Collected data entries:
============

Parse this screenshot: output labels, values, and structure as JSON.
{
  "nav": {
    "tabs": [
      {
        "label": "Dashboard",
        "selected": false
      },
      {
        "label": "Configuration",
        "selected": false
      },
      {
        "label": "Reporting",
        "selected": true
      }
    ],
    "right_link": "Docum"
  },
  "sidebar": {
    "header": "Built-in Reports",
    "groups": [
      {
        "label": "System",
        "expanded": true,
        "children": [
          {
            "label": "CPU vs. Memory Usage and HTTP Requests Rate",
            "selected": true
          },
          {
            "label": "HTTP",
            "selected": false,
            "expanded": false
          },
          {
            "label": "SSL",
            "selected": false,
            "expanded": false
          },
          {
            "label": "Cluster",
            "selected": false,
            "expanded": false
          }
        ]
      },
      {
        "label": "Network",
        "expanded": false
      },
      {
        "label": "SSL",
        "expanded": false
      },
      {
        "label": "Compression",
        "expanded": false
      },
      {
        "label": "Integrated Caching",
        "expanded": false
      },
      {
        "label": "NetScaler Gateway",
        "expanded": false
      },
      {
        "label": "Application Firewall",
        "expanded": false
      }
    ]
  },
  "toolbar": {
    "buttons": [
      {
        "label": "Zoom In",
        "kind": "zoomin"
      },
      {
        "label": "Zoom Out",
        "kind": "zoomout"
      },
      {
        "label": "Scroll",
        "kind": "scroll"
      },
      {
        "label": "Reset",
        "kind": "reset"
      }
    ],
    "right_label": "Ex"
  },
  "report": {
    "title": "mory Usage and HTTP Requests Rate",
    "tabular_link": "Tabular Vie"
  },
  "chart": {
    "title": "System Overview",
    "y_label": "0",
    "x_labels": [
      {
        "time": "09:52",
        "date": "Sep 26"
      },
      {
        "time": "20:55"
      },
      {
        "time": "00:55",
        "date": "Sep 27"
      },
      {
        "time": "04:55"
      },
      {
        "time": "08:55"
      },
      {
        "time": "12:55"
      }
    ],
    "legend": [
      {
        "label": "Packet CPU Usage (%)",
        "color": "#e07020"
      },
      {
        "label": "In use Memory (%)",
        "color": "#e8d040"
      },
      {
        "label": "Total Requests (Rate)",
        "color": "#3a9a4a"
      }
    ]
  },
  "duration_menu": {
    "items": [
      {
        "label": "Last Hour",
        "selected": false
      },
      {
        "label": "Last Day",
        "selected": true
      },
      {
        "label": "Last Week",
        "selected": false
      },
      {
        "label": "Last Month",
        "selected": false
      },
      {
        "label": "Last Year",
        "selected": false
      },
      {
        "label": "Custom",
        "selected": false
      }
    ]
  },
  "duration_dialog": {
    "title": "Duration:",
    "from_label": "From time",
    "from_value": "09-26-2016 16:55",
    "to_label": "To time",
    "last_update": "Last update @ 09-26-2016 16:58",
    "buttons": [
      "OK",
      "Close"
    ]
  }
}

============

## WHAT YOU WILL DO
Identify the lines that hold the word "Last". Copy every one of them.

## WORKED ANSWER
        "label": "Last Hour",
        "label": "Last Day",
        "label": "Last Week",
        "label": "Last Month",
        "label": "Last Year",
    "last_update": "Last update @ 09-26-2016 16:58",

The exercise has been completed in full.